[WHAT YOU HAVE TO DO] For the records below, say how many lines contain the string "date". Give the number only.

[EXTRACTED DATA]
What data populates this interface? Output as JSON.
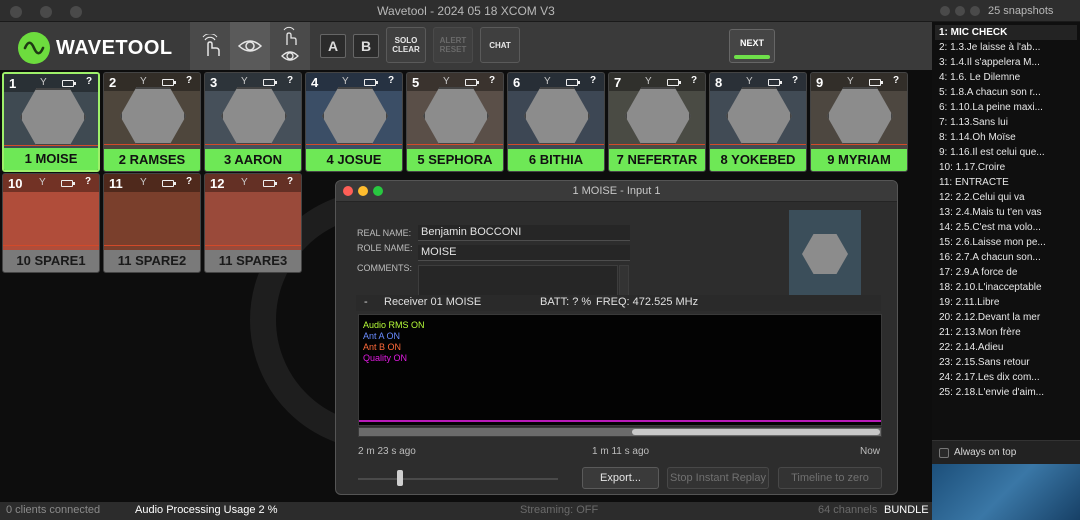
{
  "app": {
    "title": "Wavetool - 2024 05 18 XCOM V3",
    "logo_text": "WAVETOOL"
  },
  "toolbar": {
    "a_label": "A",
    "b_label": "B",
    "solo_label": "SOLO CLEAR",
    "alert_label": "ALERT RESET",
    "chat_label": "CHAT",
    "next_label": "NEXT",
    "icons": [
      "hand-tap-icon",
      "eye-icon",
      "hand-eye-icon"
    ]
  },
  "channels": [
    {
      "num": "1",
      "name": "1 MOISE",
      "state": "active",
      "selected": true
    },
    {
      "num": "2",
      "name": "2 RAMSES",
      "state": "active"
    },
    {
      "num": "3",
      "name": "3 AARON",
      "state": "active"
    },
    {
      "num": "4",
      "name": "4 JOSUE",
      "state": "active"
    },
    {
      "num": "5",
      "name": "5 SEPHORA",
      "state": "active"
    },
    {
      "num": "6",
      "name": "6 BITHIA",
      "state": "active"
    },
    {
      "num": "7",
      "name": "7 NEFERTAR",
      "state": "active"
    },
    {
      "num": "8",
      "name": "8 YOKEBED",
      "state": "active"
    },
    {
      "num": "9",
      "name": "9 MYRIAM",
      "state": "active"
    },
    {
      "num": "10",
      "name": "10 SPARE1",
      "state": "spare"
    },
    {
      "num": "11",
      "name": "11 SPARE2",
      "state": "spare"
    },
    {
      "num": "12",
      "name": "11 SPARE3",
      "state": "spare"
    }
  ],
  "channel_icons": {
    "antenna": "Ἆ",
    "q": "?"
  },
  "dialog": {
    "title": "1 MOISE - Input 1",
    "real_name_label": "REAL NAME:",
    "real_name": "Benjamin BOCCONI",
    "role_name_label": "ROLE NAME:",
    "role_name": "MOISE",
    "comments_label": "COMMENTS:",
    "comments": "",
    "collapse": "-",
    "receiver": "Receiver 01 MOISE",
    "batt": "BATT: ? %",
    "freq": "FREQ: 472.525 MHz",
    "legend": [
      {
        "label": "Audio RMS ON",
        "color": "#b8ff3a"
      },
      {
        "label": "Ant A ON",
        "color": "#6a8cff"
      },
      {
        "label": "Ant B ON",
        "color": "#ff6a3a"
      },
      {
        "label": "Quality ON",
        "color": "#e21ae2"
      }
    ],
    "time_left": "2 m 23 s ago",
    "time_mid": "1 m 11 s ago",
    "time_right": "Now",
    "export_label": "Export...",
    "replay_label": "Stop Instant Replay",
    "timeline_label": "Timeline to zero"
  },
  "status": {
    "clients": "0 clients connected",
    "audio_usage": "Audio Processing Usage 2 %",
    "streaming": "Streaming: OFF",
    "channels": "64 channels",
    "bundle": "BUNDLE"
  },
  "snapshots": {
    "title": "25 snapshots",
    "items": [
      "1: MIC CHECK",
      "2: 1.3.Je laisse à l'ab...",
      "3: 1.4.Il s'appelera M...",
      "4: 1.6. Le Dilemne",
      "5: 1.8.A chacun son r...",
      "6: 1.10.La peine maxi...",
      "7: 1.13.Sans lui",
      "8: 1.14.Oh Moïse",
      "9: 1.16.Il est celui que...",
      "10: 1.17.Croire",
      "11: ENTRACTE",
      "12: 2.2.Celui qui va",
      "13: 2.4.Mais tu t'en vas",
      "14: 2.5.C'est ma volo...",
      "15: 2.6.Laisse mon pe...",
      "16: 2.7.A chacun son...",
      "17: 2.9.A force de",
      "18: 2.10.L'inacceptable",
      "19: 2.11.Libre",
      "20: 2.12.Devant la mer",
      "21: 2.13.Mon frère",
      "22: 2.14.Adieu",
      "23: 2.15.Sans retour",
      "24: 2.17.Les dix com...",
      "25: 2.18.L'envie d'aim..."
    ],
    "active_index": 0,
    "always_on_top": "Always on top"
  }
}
---
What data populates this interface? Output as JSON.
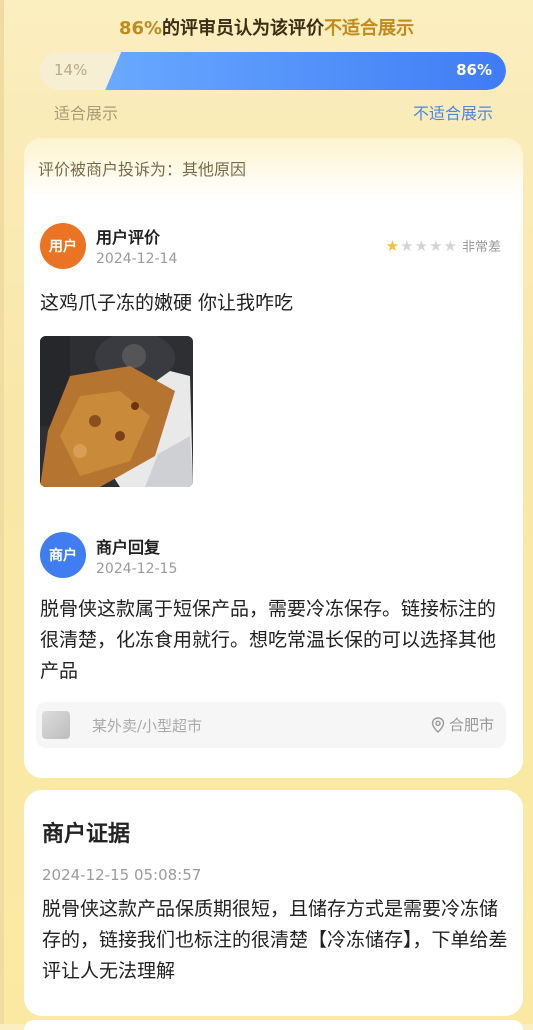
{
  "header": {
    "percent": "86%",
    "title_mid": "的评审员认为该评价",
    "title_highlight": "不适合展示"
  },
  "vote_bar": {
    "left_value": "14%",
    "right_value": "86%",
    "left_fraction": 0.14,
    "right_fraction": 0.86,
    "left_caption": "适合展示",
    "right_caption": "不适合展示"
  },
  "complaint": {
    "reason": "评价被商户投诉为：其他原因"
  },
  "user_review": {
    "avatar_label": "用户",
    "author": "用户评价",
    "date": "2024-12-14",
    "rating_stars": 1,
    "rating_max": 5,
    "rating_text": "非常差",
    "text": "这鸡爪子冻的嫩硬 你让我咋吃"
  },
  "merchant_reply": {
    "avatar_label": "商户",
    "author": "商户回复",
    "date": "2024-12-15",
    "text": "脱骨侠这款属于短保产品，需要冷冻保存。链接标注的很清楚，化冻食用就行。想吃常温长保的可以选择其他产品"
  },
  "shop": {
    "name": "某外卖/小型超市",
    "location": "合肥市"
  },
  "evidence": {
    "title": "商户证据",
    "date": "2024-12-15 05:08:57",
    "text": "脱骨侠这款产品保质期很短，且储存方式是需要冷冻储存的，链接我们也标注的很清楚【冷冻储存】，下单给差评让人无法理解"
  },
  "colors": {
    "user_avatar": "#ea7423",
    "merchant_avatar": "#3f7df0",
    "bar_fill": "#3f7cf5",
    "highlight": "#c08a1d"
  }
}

[FINISHED TASK] 3